DATA SHOWN ::
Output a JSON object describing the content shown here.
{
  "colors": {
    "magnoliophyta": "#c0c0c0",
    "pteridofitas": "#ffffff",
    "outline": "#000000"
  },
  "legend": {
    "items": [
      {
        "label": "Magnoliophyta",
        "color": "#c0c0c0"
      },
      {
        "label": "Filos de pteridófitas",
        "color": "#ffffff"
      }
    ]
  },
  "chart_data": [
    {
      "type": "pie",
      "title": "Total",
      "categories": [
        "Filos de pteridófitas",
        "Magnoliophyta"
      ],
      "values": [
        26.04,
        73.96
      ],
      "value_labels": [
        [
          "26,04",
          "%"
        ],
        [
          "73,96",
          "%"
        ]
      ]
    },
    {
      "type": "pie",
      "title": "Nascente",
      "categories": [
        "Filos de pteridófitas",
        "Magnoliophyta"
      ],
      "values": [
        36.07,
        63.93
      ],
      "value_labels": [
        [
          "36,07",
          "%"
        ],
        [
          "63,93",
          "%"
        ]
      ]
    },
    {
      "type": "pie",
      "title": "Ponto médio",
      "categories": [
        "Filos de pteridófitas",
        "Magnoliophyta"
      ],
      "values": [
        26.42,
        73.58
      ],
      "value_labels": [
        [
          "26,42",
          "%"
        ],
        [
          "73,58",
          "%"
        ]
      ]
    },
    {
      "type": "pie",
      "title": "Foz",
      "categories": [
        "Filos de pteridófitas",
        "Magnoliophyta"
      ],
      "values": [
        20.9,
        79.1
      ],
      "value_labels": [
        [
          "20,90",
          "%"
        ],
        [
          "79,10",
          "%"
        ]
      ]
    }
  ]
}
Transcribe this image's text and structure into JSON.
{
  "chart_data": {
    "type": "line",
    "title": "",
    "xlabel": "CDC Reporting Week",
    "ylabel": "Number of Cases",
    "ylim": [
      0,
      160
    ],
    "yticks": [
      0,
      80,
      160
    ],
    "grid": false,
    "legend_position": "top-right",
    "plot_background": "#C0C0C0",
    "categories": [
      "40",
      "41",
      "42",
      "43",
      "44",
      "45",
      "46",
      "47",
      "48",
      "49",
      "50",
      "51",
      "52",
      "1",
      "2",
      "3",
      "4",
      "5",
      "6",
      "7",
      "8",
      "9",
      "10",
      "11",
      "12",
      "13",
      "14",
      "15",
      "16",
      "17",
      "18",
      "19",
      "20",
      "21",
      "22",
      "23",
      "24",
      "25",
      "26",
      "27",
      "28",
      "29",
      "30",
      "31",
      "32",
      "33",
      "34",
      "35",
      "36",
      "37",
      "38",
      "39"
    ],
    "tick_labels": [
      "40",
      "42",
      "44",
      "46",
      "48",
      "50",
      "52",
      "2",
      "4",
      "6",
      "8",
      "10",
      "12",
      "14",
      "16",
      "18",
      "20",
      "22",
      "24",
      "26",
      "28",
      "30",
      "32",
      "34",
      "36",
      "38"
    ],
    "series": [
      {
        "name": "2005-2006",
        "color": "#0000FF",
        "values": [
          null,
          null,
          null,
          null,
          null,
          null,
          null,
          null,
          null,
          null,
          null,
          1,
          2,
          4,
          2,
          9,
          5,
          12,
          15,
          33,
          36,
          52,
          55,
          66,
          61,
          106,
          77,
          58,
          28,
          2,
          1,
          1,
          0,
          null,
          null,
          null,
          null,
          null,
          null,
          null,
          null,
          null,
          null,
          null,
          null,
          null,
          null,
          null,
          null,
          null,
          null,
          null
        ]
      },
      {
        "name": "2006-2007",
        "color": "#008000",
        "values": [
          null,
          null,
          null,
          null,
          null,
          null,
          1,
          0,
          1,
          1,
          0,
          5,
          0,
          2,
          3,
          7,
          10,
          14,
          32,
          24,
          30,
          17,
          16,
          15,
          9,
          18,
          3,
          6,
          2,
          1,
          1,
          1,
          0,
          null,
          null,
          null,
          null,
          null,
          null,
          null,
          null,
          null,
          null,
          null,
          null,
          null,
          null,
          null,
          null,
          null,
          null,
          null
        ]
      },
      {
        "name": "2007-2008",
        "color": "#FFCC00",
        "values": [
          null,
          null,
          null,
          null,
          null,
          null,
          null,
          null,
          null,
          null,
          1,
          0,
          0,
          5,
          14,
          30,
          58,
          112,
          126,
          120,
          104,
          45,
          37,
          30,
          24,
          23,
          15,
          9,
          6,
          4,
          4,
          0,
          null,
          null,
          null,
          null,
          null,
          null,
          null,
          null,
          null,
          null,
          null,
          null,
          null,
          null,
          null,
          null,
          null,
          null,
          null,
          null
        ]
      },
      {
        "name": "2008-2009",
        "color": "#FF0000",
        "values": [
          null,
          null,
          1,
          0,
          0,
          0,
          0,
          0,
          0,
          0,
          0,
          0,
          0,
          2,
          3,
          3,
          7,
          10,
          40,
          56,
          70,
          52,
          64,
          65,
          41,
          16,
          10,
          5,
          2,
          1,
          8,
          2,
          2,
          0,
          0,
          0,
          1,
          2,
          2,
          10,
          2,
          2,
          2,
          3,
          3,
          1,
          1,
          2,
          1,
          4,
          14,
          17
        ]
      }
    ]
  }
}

YOUR INSTRUCTIONS ::
Give every line of the material again, exactly as it reads.

RESULT OF THE TASK ::
Output a JSON object describing the content shown here.
{
  "colors": {
    "magnoliophyta": "#c0c0c0",
    "pteridofitas": "#ffffff",
    "outline": "#000000"
  },
  "legend": {
    "items": [
      {
        "label": "Magnoliophyta",
        "color": "#c0c0c0"
      },
      {
        "label": "Filos de pteridófitas",
        "color": "#ffffff"
      }
    ]
  },
  "chart_data": [
    {
      "type": "pie",
      "title": "Total",
      "categories": [
        "Filos de pteridófitas",
        "Magnoliophyta"
      ],
      "values": [
        26.04,
        73.96
      ],
      "value_labels": [
        [
          "26,04",
          "%"
        ],
        [
          "73,96",
          "%"
        ]
      ]
    },
    {
      "type": "pie",
      "title": "Nascente",
      "categories": [
        "Filos de pteridófitas",
        "Magnoliophyta"
      ],
      "values": [
        36.07,
        63.93
      ],
      "value_labels": [
        [
          "36,07",
          "%"
        ],
        [
          "63,93",
          "%"
        ]
      ]
    },
    {
      "type": "pie",
      "title": "Ponto médio",
      "categories": [
        "Filos de pteridófitas",
        "Magnoliophyta"
      ],
      "values": [
        26.42,
        73.58
      ],
      "value_labels": [
        [
          "26,42",
          "%"
        ],
        [
          "73,58",
          "%"
        ]
      ]
    },
    {
      "type": "pie",
      "title": "Foz",
      "categories": [
        "Filos de pteridófitas",
        "Magnoliophyta"
      ],
      "values": [
        20.9,
        79.1
      ],
      "value_labels": [
        [
          "20,90",
          "%"
        ],
        [
          "79,10",
          "%"
        ]
      ]
    }
  ]
}
Transcribe this image's text and structure into JSON.
{
  "chart_data": {
    "type": "line",
    "title": "",
    "xlabel": "CDC Reporting Week",
    "ylabel": "Number of Cases",
    "ylim": [
      0,
      160
    ],
    "yticks": [
      0,
      80,
      160
    ],
    "grid": false,
    "legend_position": "top-right",
    "plot_background": "#C0C0C0",
    "categories": [
      "40",
      "41",
      "42",
      "43",
      "44",
      "45",
      "46",
      "47",
      "48",
      "49",
      "50",
      "51",
      "52",
      "1",
      "2",
      "3",
      "4",
      "5",
      "6",
      "7",
      "8",
      "9",
      "10",
      "11",
      "12",
      "13",
      "14",
      "15",
      "16",
      "17",
      "18",
      "19",
      "20",
      "21",
      "22",
      "23",
      "24",
      "25",
      "26",
      "27",
      "28",
      "29",
      "30",
      "31",
      "32",
      "33",
      "34",
      "35",
      "36",
      "37",
      "38",
      "39"
    ],
    "tick_labels": [
      "40",
      "42",
      "44",
      "46",
      "48",
      "50",
      "52",
      "2",
      "4",
      "6",
      "8",
      "10",
      "12",
      "14",
      "16",
      "18",
      "20",
      "22",
      "24",
      "26",
      "28",
      "30",
      "32",
      "34",
      "36",
      "38"
    ],
    "series": [
      {
        "name": "2005-2006",
        "color": "#0000FF",
        "values": [
          null,
          null,
          null,
          null,
          null,
          null,
          null,
          null,
          null,
          null,
          null,
          1,
          2,
          4,
          2,
          9,
          5,
          12,
          15,
          33,
          36,
          52,
          55,
          66,
          61,
          106,
          77,
          58,
          28,
          2,
          1,
          1,
          0,
          null,
          null,
          null,
          null,
          null,
          null,
          null,
          null,
          null,
          null,
          null,
          null,
          null,
          null,
          null,
          null,
          null,
          null,
          null
        ]
      },
      {
        "name": "2006-2007",
        "color": "#008000",
        "values": [
          null,
          null,
          null,
          null,
          null,
          null,
          1,
          0,
          1,
          1,
          0,
          5,
          0,
          2,
          3,
          7,
          10,
          14,
          32,
          24,
          30,
          17,
          16,
          15,
          9,
          18,
          3,
          6,
          2,
          1,
          1,
          1,
          0,
          null,
          null,
          null,
          null,
          null,
          null,
          null,
          null,
          null,
          null,
          null,
          null,
          null,
          null,
          null,
          null,
          null,
          null,
          null
        ]
      },
      {
        "name": "2007-2008",
        "color": "#FFCC00",
        "values": [
          null,
          null,
          null,
          null,
          null,
          null,
          null,
          null,
          null,
          null,
          1,
          0,
          0,
          5,
          14,
          30,
          58,
          112,
          126,
          120,
          104,
          45,
          37,
          30,
          24,
          23,
          15,
          9,
          6,
          4,
          4,
          0,
          null,
          null,
          null,
          null,
          null,
          null,
          null,
          null,
          null,
          null,
          null,
          null,
          null,
          null,
          null,
          null,
          null,
          null,
          null,
          null
        ]
      },
      {
        "name": "2008-2009",
        "color": "#FF0000",
        "values": [
          null,
          null,
          1,
          0,
          0,
          0,
          0,
          0,
          0,
          0,
          0,
          0,
          0,
          2,
          3,
          3,
          7,
          10,
          40,
          56,
          70,
          52,
          64,
          65,
          41,
          16,
          10,
          5,
          2,
          1,
          8,
          2,
          2,
          0,
          0,
          0,
          1,
          2,
          2,
          10,
          2,
          2,
          2,
          3,
          3,
          1,
          1,
          2,
          1,
          4,
          14,
          17
        ]
      }
    ]
  }
}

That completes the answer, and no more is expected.